= 文件正文 =
━━━
李菁父親 李光興:當時單單是嶺南大學的教授,有3個教授給她寫推薦信,已經寫得非常好了,但是她寫了200封求職信,都沒有辦法找到自己的位置在這個社會上。

大學畢業,卻找不到工作。李爸爸說,李菁一直處在:到底她「是聾人還是聽人」的矛盾中,找不到答案。 2008年3月1日,她從高樓一躍而下,結束自己的生命。

李菁父親 李光興:她說話跟平常人一樣,她就對手語比較少學一點,後來在工作中,聾人不當她是聾人,因為她手語方面不是很精通,健聽人士又不當她是健聽人士,因為她要帶耳機,所以她夾在中間,很辛苦。

家人悲傷不已,不希望有更多聾人走上相同的路,於是把悲傷化為力量,成立聽障團體,推廣手語、爭取聾人權益。

就在此同時,為了要找出更適合聽障孩子的教育模式,香港中文大學在賽馬會的贊助下,2006年開始進行一項為期七年的「手語雙語共融教育計畫」。

香港中文大學 語言學及現代語言系系主任 鄧慧蘭 教授:雙語是很重要,如果一個雙語的人,他在語言加工的時候,或者是他在他的心理發展的時候,其實有一個更好的發展。我想全球有90%百分率的人,都可以雙語,那為什麼聾孩子不可以雙語呢?


於是80年代起,歐美聽障教育開始進行手語雙語教育的實驗,而亞洲直到 近十年才開始,那什麼是手語雙語呢,這裡的雙語,指的是手語跟口語或書面語,也就是至少要能用手語,話不一定說的好,但要能用寫的表達清楚;至於「共融」則是讓聽、聾孩子一起上課。而且是要從小作起。

小小孩被媽媽抱在懷裡,大人認真的比手勢,孩子就張大好奇的雙眼、看啊看。
━━━
= 所附資料 =

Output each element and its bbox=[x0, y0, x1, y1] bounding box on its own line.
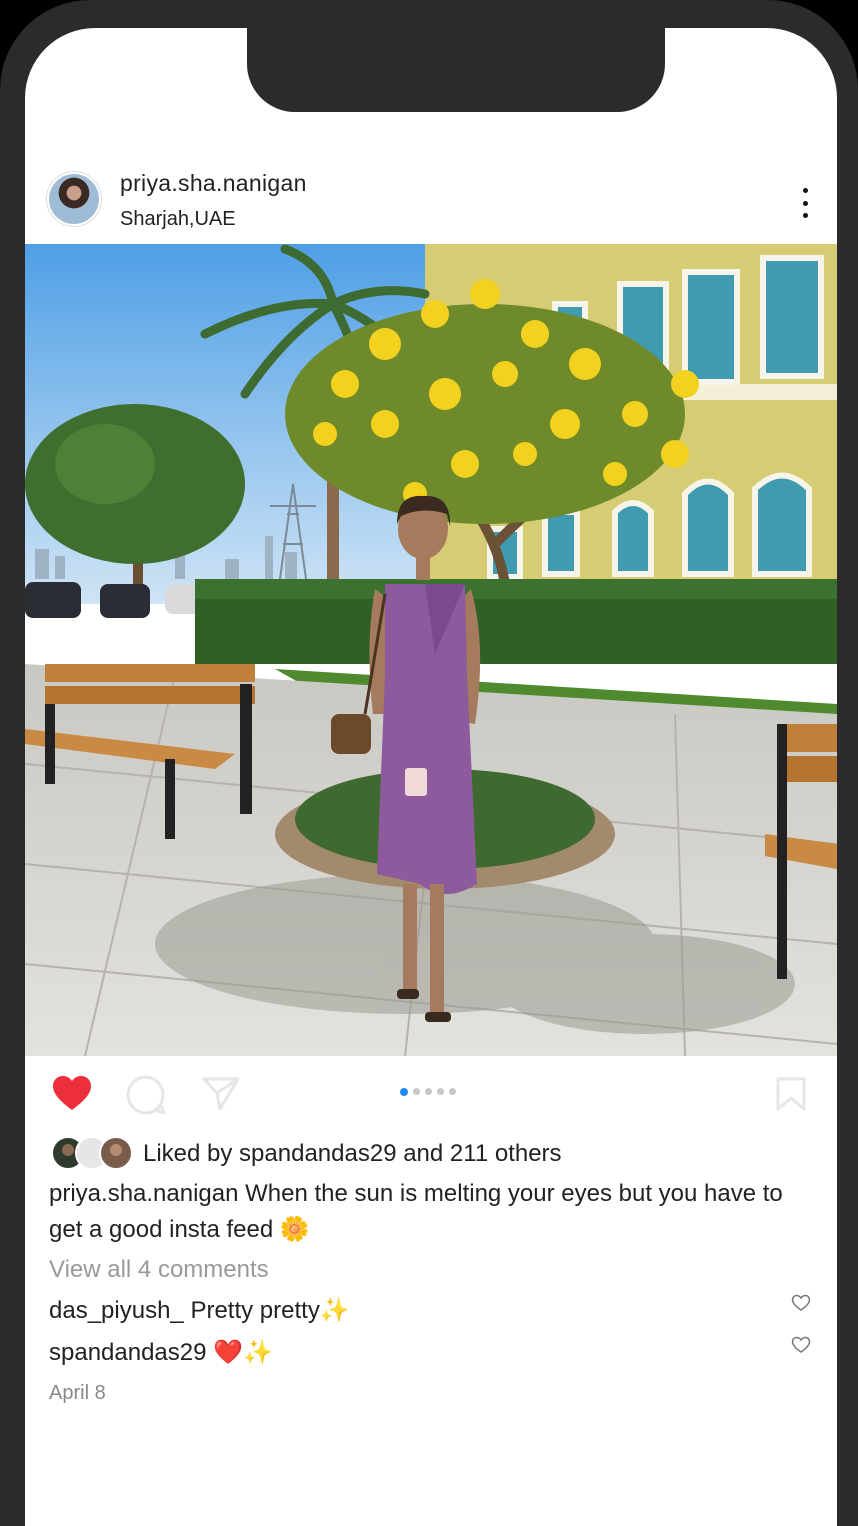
post-caption: priya.sha.nanigan When the sun is meltin… bbox=[49, 1176, 809, 1248]
heart-icon[interactable] bbox=[51, 1074, 93, 1117]
comment-text: ❤️✨ bbox=[213, 1339, 273, 1366]
carousel-dot bbox=[449, 1088, 456, 1095]
comment-item: das_piyush_ Pretty pretty✨ bbox=[49, 1296, 350, 1325]
post-username[interactable]: priya.sha.nanigan bbox=[120, 170, 307, 197]
small-heart-icon[interactable] bbox=[791, 1336, 811, 1359]
more-options-icon[interactable] bbox=[801, 188, 809, 218]
liker-avatars bbox=[51, 1136, 136, 1170]
share-icon[interactable] bbox=[201, 1076, 241, 1117]
phone-notch bbox=[247, 28, 665, 112]
comment-text: Pretty pretty✨ bbox=[190, 1297, 350, 1324]
bookmark-icon[interactable] bbox=[775, 1076, 807, 1117]
carousel-dot bbox=[413, 1088, 420, 1095]
comment-username[interactable]: spandandas29 bbox=[49, 1339, 206, 1366]
caption-username[interactable]: priya.sha.nanigan bbox=[49, 1180, 238, 1207]
post-location[interactable]: Sharjah,UAE bbox=[120, 208, 236, 231]
post-image bbox=[25, 244, 837, 1056]
avatar[interactable] bbox=[49, 174, 99, 224]
comment-icon[interactable] bbox=[125, 1074, 167, 1121]
small-heart-icon[interactable] bbox=[791, 1294, 811, 1317]
post-photo[interactable] bbox=[25, 244, 837, 1056]
avatar bbox=[99, 1136, 133, 1170]
carousel-dot-active bbox=[400, 1087, 408, 1096]
comment-item: spandandas29 ❤️✨ bbox=[49, 1338, 273, 1367]
carousel-indicator bbox=[400, 1087, 456, 1096]
post-date: April 8 bbox=[49, 1382, 106, 1404]
likes-text[interactable]: Liked by spandandas29 and 211 others bbox=[143, 1140, 562, 1168]
carousel-dot bbox=[437, 1088, 444, 1095]
carousel-dot bbox=[425, 1088, 432, 1095]
post-actions bbox=[25, 1068, 837, 1118]
comment-username[interactable]: das_piyush_ bbox=[49, 1297, 184, 1324]
view-all-comments-link[interactable]: View all 4 comments bbox=[49, 1256, 269, 1284]
phone-frame: priya.sha.nanigan Sharjah,UAE Liked by s… bbox=[0, 0, 858, 1526]
screen: priya.sha.nanigan Sharjah,UAE Liked by s… bbox=[25, 28, 837, 1526]
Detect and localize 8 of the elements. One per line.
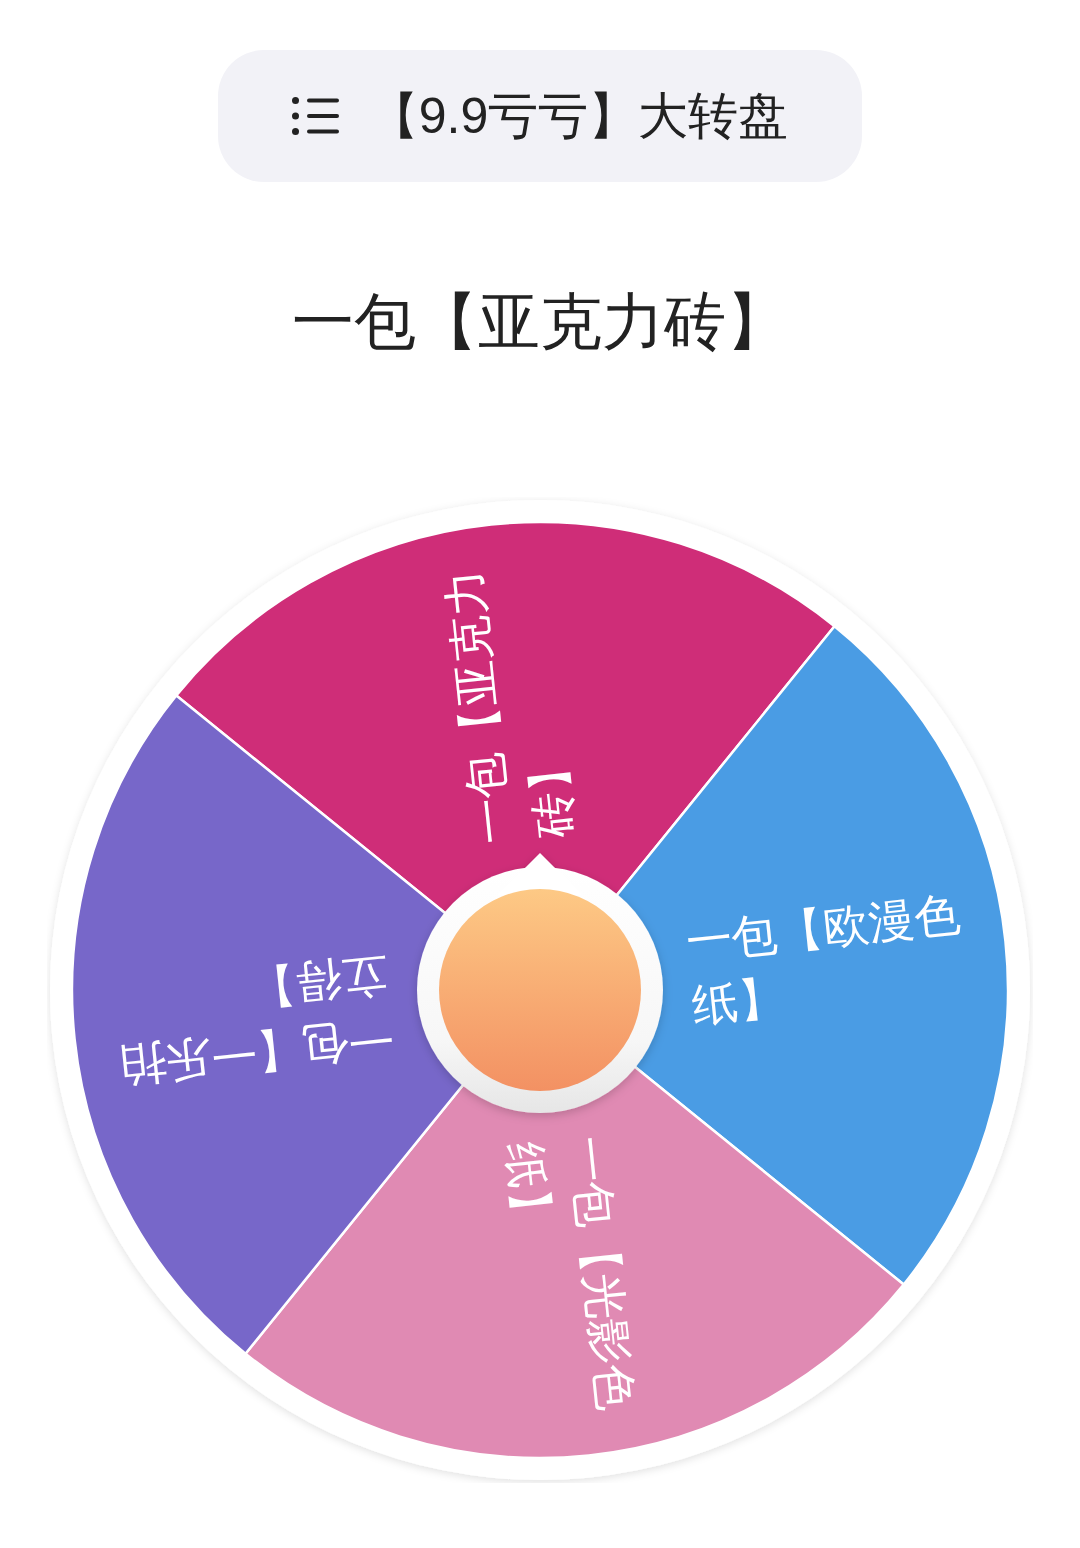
list-icon xyxy=(291,97,339,135)
spin-button[interactable] xyxy=(439,889,641,1091)
wheel-selector-button[interactable]: 【9.9亏亏】大转盘 xyxy=(218,50,862,182)
segment-label: 一包【一乐拍立得】 xyxy=(115,947,398,1095)
segment-label: 一包【亚克力砖】 xyxy=(436,565,583,848)
result-text: 一包【亚克力砖】 xyxy=(292,286,788,358)
segment-label: 一包【欧漫色纸】 xyxy=(682,886,965,1034)
segment-label: 一包【光影色纸】 xyxy=(497,1132,644,1416)
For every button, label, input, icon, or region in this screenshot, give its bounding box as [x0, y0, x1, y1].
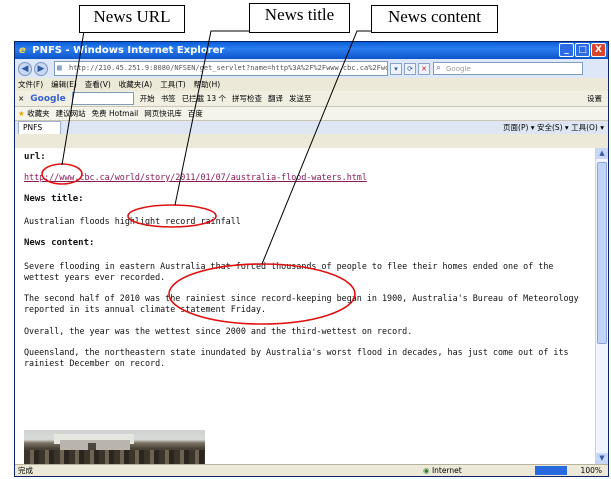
star-icon: ★ — [18, 109, 25, 118]
close-toolbar-icon[interactable]: × — [18, 94, 24, 103]
search-input[interactable]: Google — [433, 62, 583, 75]
menu-bar: 文件(F) 编辑(E) 查看(V) 收藏夹(A) 工具(T) 帮助(H) — [15, 78, 608, 91]
tab-pnfs[interactable]: PNFS — [18, 121, 62, 134]
menu-favorites[interactable]: 收藏夹(A) — [119, 78, 152, 91]
google-toolbar: × Google 开始 书签 已拦截 13 个 拼写检查 翻译 发送至 设置 — [15, 91, 608, 107]
page-content: url: http://www.cbc.ca/world/story/2011/… — [15, 148, 596, 464]
news-title-callout: News title — [249, 3, 350, 33]
favorites-button[interactable]: ★ 收藏夹 — [18, 107, 50, 120]
address-bar[interactable]: http://210.45.251.9:8080/NFSEN/get_servl… — [54, 61, 388, 76]
favorites-label: 收藏夹 — [27, 109, 50, 118]
title-bar: e PNFS - Windows Internet Explorer _ □ X — [15, 42, 608, 59]
title-label: News title: — [24, 194, 84, 204]
menu-view[interactable]: 查看(V) — [85, 78, 111, 91]
browser-window: e PNFS - Windows Internet Explorer _ □ X… — [14, 41, 609, 477]
command-bar[interactable]: 页面(P) ▾ 安全(S) ▾ 工具(O) ▾ — [503, 121, 604, 134]
window-title: PNFS - Windows Internet Explorer — [32, 45, 225, 56]
menu-edit[interactable]: 编辑(E) — [51, 78, 77, 91]
fav-suggested-sites[interactable]: 建议网站 — [56, 107, 86, 120]
content-label: News content: — [24, 238, 95, 248]
toolbar-send-to[interactable]: 发送至 — [289, 93, 312, 104]
address-row: ◀ ▶ http://210.45.251.9:8080/NFSEN/get_s… — [15, 59, 608, 78]
menu-file[interactable]: 文件(F) — [18, 78, 43, 91]
scroll-down-icon[interactable]: ▼ — [596, 453, 608, 464]
news-content-callout: News content — [371, 5, 498, 33]
toolbar-translate[interactable]: 翻译 — [268, 93, 283, 104]
menu-help[interactable]: 帮助(H) — [194, 78, 221, 91]
content-paragraph-2: The second half of 2010 was the rainiest… — [24, 293, 579, 314]
zone-label: Internet — [431, 466, 462, 475]
status-text: 完成 — [18, 466, 33, 475]
vertical-scrollbar[interactable]: ▲ ▼ — [595, 148, 608, 464]
toolbar-spellcheck[interactable]: 拼写检查 — [232, 93, 262, 104]
menu-tools[interactable]: 工具(T) — [160, 78, 185, 91]
fav-hotmail[interactable]: 免费 Hotmail — [92, 107, 139, 120]
ie-logo-icon: e — [19, 45, 26, 56]
scroll-up-icon[interactable]: ▲ — [596, 148, 608, 159]
globe-icon: ◉ — [423, 466, 430, 475]
fav-baidu[interactable]: 百度 — [188, 107, 203, 120]
refresh-icon[interactable]: ⟳ — [404, 62, 416, 75]
toolbar-start[interactable]: 开始 — [140, 93, 155, 104]
zoom-level[interactable]: 100% — [581, 465, 602, 476]
favorites-bar: ★ 收藏夹 建议网站 免费 Hotmail 网页快讯库 百度 — [15, 107, 608, 121]
content-paragraph-1: Severe flooding in eastern Australia tha… — [24, 261, 554, 282]
dropdown-icon[interactable]: ▾ — [390, 62, 402, 75]
url-label: url: — [24, 152, 46, 162]
google-search-input[interactable] — [71, 92, 134, 105]
toolbar-blocked[interactable]: 已拦截 13 个 — [182, 93, 226, 104]
news-photo — [24, 430, 205, 464]
status-bar: 完成 ◉ Internet 100% — [15, 464, 608, 476]
tab-bar: PNFS 页面(P) ▾ 安全(S) ▾ 工具(O) ▾ — [15, 121, 608, 134]
scroll-thumb[interactable] — [597, 162, 607, 344]
google-logo: Google — [30, 93, 66, 104]
taskbar-tray — [535, 466, 567, 475]
minimize-button[interactable]: _ — [559, 43, 574, 57]
back-button[interactable]: ◀ — [18, 61, 32, 76]
security-zone: ◉ Internet — [423, 465, 462, 476]
toolbar-bookmarks[interactable]: 书签 — [161, 93, 176, 104]
fav-web-slices[interactable]: 网页快讯库 — [144, 107, 182, 120]
content-paragraph-3: Overall, the year was the wettest since … — [24, 326, 413, 336]
news-url-callout: News URL — [79, 5, 185, 33]
content-paragraph-4: Queensland, the northeastern state inund… — [24, 347, 569, 368]
close-button[interactable]: X — [591, 43, 606, 57]
news-url-link[interactable]: http://www.cbc.ca/world/story/2011/01/07… — [24, 172, 586, 183]
news-title: Australian floods highlight record rainf… — [24, 216, 241, 226]
toolbar-settings[interactable]: 设置 — [587, 93, 602, 104]
maximize-button[interactable]: □ — [575, 43, 590, 57]
forward-button[interactable]: ▶ — [34, 61, 48, 76]
stop-icon[interactable]: ✕ — [418, 62, 430, 75]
━━━
= 練習目標 =
將上文聾人教育報導中介於「李菁父親 李光興:她說話跟平」與「一起上課。而且是要從小作起。」之間（含首尾）的文字重新寫出，並把其中的「健聽人士」替換為「聽力正常者」。

= 練習作答 =
李菁父親 李光興:她說話跟平常人一樣,她就對手語比較少學一點,後來在工作中,聾人不當她是聾人,因為她手語方面不是很精通,聽力正常者又不當她是聽力正常者,因為她要帶耳機,所以她夾在中間,很辛苦。

家人悲傷不已,不希望有更多聾人走上相同的路,於是把悲傷化為力量,成立聽障團體,推廣手語、爭取聾人權益。

就在此同時,為了要找出更適合聽障孩子的教育模式,香港中文大學在賽馬會的贊助下,2006年開始進行一項為期七年的「手語雙語共融教育計畫」。

香港中文大學 語言學及現代語言系系主任 鄧慧蘭 教授:雙語是很重要,如果一個雙語的人,他在語言加工的時候,或者是他在他的心理發展的時候,其實有一個更好的發展。我想全球有90%百分率的人,都可以雙語,那為什麼聾孩子不可以雙語呢?


於是80年代起,歐美聽障教育開始進行手語雙語教育的實驗,而亞洲直到 近十年才開始,那什麼是手語雙語呢,這裡的雙語,指的是手語跟口語或書面語,也就是至少要能用手語,話不一定說的好,但要能用寫的表達清楚;至於「共融」則是讓聽、聾孩子一起上課。而且是要從小作起。